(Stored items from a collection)
::::::::::
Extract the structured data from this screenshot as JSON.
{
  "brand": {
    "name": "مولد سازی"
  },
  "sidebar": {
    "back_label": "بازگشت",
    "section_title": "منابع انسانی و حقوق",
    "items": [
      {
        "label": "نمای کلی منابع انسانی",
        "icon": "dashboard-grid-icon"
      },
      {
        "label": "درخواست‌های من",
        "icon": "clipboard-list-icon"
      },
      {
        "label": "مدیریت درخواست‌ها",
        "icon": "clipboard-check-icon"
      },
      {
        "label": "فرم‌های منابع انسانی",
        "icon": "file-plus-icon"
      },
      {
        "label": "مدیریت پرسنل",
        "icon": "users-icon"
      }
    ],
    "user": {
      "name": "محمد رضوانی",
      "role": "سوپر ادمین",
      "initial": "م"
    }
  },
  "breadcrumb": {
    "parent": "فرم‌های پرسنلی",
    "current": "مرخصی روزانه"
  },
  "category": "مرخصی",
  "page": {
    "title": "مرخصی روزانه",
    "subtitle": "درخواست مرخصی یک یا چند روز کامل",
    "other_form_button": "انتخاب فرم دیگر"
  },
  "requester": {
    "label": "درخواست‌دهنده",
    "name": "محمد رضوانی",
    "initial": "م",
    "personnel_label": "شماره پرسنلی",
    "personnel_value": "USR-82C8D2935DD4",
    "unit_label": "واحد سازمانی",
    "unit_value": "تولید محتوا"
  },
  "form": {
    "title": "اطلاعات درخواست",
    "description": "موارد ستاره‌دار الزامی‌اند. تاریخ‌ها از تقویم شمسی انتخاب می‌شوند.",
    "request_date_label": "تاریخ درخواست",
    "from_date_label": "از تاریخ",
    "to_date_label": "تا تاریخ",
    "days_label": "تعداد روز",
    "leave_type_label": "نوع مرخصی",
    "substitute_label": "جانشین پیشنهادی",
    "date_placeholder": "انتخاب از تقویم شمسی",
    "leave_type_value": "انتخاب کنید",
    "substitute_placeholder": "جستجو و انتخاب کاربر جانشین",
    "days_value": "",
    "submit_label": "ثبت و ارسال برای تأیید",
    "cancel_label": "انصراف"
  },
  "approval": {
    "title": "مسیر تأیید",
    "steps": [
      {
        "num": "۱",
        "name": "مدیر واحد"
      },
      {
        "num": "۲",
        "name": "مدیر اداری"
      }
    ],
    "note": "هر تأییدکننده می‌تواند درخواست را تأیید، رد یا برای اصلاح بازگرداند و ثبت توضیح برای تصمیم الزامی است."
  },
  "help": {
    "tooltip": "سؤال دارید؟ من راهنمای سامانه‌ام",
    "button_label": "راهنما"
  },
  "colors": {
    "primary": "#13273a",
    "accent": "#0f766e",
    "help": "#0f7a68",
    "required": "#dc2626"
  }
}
::::::::::
Single out each line of the records above with the string "clipboard" in it, and copy it.

• REPLY
        "icon": "clipboard-list-icon"
        "icon": "clipboard-check-icon"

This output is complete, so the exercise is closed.